▶ **Exercise materials**

***

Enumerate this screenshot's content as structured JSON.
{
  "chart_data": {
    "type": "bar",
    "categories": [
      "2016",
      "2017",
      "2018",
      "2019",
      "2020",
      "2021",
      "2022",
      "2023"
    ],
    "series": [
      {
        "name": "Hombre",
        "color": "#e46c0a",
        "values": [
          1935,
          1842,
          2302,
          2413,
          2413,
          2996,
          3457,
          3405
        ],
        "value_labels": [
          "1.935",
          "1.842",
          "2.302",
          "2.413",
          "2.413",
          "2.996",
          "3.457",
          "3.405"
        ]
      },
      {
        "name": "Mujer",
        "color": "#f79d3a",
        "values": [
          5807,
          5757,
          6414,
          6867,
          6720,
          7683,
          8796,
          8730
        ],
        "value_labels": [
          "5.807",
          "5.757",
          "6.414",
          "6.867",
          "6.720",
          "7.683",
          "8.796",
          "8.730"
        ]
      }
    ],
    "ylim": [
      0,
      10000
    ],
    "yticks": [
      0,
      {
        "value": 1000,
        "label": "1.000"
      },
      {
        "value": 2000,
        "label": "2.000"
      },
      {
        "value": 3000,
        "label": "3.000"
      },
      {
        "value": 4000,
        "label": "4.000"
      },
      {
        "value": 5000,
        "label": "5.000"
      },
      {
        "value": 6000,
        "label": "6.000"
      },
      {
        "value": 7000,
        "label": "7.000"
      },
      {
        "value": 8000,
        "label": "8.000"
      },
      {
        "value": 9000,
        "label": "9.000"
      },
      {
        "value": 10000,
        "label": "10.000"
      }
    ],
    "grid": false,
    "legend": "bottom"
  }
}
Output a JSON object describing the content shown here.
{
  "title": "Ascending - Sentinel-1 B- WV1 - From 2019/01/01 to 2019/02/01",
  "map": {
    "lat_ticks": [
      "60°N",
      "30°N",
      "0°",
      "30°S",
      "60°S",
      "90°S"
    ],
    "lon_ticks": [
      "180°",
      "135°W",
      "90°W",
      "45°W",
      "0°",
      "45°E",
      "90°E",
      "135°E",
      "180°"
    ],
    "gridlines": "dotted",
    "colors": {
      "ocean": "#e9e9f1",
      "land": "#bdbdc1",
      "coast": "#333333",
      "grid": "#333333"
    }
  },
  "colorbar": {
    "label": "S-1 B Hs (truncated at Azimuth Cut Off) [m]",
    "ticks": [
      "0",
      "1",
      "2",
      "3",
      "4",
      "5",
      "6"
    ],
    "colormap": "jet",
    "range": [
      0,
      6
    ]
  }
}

***

▶ **Exercise requirements**
Write out every entry exactly as given.

▶ **The result**
Enumerate this screenshot's content as structured JSON.
{
  "chart_data": {
    "type": "bar",
    "categories": [
      "2016",
      "2017",
      "2018",
      "2019",
      "2020",
      "2021",
      "2022",
      "2023"
    ],
    "series": [
      {
        "name": "Hombre",
        "color": "#e46c0a",
        "values": [
          1935,
          1842,
          2302,
          2413,
          2413,
          2996,
          3457,
          3405
        ],
        "value_labels": [
          "1.935",
          "1.842",
          "2.302",
          "2.413",
          "2.413",
          "2.996",
          "3.457",
          "3.405"
        ]
      },
      {
        "name": "Mujer",
        "color": "#f79d3a",
        "values": [
          5807,
          5757,
          6414,
          6867,
          6720,
          7683,
          8796,
          8730
        ],
        "value_labels": [
          "5.807",
          "5.757",
          "6.414",
          "6.867",
          "6.720",
          "7.683",
          "8.796",
          "8.730"
        ]
      }
    ],
    "ylim": [
      0,
      10000
    ],
    "yticks": [
      0,
      {
        "value": 1000,
        "label": "1.000"
      },
      {
        "value": 2000,
        "label": "2.000"
      },
      {
        "value": 3000,
        "label": "3.000"
      },
      {
        "value": 4000,
        "label": "4.000"
      },
      {
        "value": 5000,
        "label": "5.000"
      },
      {
        "value": 6000,
        "label": "6.000"
      },
      {
        "value": 7000,
        "label": "7.000"
      },
      {
        "value": 8000,
        "label": "8.000"
      },
      {
        "value": 9000,
        "label": "9.000"
      },
      {
        "value": 10000,
        "label": "10.000"
      }
    ],
    "grid": false,
    "legend": "bottom"
  }
}
Output a JSON object describing the content shown here.
{
  "title": "Ascending - Sentinel-1 B- WV1 - From 2019/01/01 to 2019/02/01",
  "map": {
    "lat_ticks": [
      "60°N",
      "30°N",
      "0°",
      "30°S",
      "60°S",
      "90°S"
    ],
    "lon_ticks": [
      "180°",
      "135°W",
      "90°W",
      "45°W",
      "0°",
      "45°E",
      "90°E",
      "135°E",
      "180°"
    ],
    "gridlines": "dotted",
    "colors": {
      "ocean": "#e9e9f1",
      "land": "#bdbdc1",
      "coast": "#333333",
      "grid": "#333333"
    }
  },
  "colorbar": {
    "label": "S-1 B Hs (truncated at Azimuth Cut Off) [m]",
    "ticks": [
      "0",
      "1",
      "2",
      "3",
      "4",
      "5",
      "6"
    ],
    "colormap": "jet",
    "range": [
      0,
      6
    ]
  }
}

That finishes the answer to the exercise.